===== DATA EXTRACT =====

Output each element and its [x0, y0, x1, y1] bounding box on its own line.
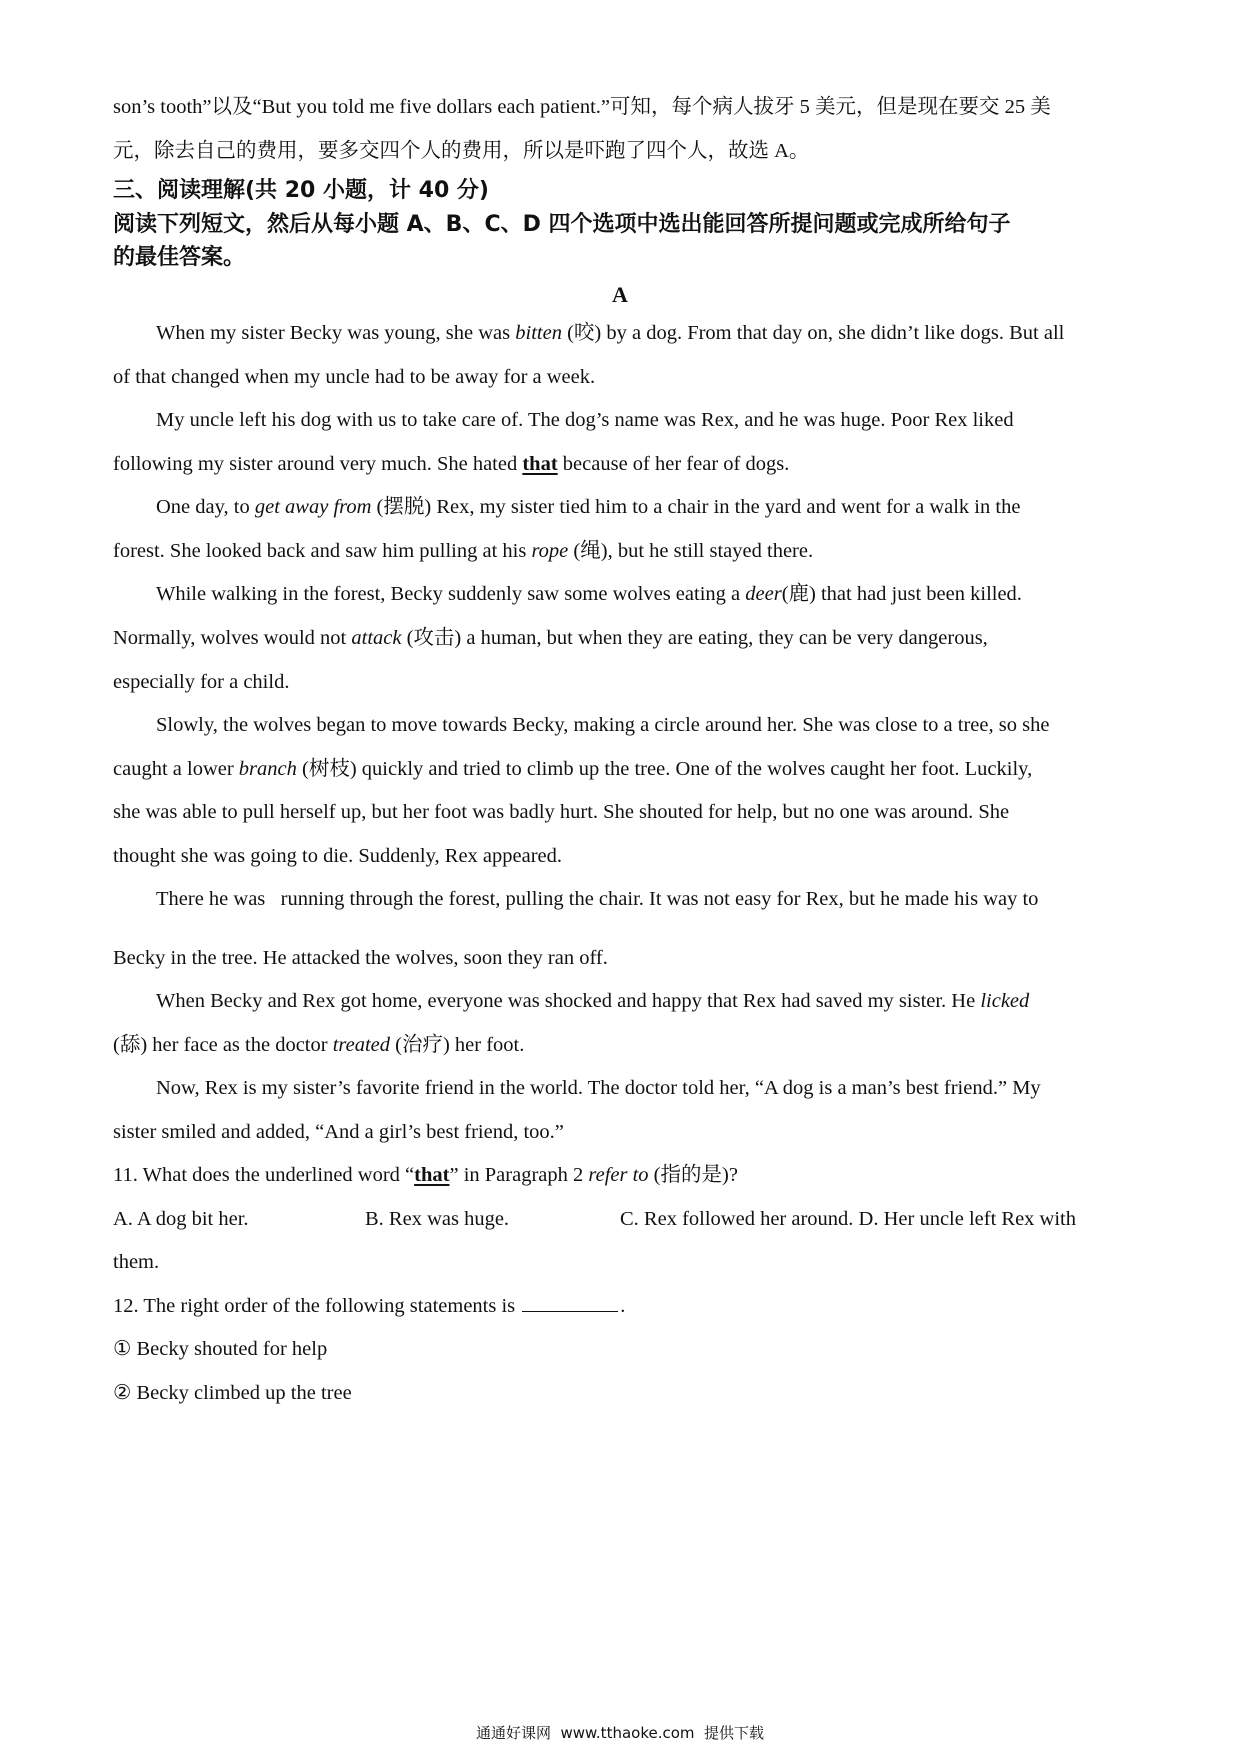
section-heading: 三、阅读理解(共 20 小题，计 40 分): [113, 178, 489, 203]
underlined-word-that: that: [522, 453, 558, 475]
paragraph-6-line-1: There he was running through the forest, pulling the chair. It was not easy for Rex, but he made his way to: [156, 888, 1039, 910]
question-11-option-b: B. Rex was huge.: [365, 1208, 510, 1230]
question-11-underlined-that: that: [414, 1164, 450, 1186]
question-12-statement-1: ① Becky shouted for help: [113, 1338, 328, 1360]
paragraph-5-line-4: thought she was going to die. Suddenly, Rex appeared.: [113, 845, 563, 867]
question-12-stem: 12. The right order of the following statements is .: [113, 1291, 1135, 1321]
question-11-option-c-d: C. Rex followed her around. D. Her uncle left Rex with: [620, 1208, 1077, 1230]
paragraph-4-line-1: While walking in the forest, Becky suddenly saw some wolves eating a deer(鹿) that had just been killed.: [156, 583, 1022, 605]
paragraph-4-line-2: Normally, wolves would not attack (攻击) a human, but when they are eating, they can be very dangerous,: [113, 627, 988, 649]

=====

REQUIREMENT:
Can you update all of the material above so that "forest" becomes "woods" wherever it appears, with nothing else altered? Leave the pictures out of your answer.

ANSWER BELOW:
Output each element and its [x0, y0, x1, y1] bounding box on its own line.
section-heading: 三、阅读理解(共 20 小题，计 40 分): [113, 178, 489, 203]
underlined-word-that: that: [522, 453, 558, 475]
paragraph-6-line-1: There he was running through the woods, pulling the chair. It was not easy for Rex, but he made his way to: [156, 888, 1039, 910]
question-11-option-b: B. Rex was huge.: [365, 1208, 510, 1230]
question-11-underlined-that: that: [414, 1164, 450, 1186]
question-12-statement-1: ① Becky shouted for help: [113, 1338, 328, 1360]
paragraph-5-line-4: thought she was going to die. Suddenly, Rex appeared.: [113, 845, 563, 867]
question-12-stem: 12. The right order of the following statements is .: [113, 1291, 1135, 1321]
question-11-option-c-d: C. Rex followed her around. D. Her uncle left Rex with: [620, 1208, 1077, 1230]
paragraph-4-line-1: While walking in the woods, Becky suddenly saw some wolves eating a deer(鹿) that had just been killed.: [156, 583, 1022, 605]
paragraph-4-line-2: Normally, wolves would not attack (攻击) a human, but when they are eating, they can be very dangerous,: [113, 627, 988, 649]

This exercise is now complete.